**Exercise inputs**
▼

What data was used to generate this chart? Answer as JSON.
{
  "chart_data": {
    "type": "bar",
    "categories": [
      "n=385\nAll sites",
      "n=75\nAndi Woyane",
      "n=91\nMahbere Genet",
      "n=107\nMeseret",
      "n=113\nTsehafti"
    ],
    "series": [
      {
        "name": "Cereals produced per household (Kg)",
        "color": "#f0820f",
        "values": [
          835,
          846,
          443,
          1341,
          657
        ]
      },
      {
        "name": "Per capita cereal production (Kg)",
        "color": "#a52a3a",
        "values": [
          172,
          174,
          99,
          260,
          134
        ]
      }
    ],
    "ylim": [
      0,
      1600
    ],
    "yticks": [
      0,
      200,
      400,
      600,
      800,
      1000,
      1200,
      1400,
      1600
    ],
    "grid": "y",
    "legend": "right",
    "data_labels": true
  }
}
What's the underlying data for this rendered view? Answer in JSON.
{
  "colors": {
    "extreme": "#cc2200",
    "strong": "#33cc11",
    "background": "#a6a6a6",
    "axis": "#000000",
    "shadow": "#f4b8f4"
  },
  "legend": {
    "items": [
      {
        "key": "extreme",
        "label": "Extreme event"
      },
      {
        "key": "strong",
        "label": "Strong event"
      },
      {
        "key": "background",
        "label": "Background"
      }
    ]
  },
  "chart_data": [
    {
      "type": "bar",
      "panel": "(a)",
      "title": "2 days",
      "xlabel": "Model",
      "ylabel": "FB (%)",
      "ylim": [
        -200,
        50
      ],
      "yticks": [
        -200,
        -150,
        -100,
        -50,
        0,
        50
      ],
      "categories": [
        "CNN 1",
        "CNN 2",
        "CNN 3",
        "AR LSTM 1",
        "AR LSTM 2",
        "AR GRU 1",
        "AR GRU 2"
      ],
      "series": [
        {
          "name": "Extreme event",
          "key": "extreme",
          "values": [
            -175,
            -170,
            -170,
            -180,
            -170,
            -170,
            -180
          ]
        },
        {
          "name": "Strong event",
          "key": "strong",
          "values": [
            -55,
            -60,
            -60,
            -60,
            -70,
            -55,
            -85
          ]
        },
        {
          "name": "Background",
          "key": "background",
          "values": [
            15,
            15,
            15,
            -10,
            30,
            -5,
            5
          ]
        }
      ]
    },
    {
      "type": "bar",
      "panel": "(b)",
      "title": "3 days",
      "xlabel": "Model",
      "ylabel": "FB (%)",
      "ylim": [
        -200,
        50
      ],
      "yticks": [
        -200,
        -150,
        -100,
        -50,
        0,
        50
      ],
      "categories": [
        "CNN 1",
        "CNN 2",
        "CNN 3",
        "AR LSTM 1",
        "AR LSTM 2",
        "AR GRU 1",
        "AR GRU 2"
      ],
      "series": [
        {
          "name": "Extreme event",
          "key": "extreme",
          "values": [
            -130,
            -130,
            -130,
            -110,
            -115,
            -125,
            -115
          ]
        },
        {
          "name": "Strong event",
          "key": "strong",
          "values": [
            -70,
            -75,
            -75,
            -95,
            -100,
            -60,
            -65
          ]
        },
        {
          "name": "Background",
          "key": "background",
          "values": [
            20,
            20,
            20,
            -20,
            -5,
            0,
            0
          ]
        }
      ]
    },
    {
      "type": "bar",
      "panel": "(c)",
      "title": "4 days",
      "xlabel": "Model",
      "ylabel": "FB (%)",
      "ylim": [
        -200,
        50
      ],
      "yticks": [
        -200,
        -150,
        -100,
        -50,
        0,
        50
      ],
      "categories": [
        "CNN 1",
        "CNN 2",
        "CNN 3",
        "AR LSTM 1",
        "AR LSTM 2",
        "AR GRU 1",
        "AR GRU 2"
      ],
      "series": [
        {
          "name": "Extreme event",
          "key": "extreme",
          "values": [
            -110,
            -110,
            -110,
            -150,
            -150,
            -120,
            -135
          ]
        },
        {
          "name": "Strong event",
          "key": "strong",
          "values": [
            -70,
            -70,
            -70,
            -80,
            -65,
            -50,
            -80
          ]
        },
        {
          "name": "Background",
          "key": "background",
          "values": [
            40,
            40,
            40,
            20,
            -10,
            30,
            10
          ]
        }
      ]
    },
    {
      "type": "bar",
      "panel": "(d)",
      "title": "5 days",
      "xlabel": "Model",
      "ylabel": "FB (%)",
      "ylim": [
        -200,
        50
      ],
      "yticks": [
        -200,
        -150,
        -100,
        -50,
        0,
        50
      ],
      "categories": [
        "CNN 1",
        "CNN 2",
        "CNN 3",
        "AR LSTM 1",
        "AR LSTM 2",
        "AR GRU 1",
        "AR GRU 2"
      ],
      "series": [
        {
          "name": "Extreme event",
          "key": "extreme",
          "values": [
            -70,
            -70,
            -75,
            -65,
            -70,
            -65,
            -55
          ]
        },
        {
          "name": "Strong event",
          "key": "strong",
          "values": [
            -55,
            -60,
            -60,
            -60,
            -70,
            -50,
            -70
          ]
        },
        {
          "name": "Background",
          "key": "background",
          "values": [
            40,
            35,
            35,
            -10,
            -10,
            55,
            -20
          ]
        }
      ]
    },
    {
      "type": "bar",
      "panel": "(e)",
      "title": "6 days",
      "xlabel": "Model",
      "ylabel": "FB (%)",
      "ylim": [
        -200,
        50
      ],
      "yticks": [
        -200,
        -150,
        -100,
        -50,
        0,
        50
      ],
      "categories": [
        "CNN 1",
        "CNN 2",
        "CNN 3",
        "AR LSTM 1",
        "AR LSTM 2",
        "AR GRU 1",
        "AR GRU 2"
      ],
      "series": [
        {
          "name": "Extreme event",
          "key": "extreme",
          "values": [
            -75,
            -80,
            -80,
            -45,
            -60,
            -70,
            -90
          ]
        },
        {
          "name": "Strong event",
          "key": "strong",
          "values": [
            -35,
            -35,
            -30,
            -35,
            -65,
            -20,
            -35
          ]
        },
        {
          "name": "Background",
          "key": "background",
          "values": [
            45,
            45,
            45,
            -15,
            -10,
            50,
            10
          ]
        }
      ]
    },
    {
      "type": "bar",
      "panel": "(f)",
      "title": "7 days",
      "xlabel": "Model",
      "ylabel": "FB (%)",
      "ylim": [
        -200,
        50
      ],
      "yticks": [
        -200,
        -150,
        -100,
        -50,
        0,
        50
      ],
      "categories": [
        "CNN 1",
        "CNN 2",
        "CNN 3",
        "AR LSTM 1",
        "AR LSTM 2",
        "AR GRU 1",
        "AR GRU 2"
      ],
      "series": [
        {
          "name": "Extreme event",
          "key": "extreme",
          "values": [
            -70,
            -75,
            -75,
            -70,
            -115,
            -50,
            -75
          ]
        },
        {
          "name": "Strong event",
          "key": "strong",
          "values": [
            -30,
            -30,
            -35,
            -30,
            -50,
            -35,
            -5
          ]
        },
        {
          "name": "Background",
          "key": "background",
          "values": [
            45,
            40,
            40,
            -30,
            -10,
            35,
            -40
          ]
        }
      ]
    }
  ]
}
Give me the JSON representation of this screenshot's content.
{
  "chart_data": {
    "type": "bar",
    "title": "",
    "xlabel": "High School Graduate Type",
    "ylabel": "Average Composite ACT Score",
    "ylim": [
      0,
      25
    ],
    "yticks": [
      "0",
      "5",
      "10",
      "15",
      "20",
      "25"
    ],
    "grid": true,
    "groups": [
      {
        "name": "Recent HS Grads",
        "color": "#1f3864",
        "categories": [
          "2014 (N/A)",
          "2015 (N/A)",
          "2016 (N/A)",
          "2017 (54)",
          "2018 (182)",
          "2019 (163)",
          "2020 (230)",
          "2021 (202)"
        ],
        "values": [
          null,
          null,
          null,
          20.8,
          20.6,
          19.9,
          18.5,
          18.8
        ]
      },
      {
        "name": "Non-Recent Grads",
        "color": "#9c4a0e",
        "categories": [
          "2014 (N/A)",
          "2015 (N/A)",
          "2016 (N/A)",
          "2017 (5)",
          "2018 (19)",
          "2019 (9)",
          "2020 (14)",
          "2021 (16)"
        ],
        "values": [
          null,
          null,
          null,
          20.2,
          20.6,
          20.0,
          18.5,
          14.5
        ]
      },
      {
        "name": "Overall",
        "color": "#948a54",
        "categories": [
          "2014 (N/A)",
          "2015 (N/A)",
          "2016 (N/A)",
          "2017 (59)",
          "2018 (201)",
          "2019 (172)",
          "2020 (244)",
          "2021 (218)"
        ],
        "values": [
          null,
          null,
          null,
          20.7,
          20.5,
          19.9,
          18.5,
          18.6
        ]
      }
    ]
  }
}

▲

**Your goal**
Find the word "Answer" in the entries, and copy every line it shows up in.

**Task solution**
What data was used to generate this chart? Answer as JSON.
What's the underlying data for this rendered view? Answer in JSON.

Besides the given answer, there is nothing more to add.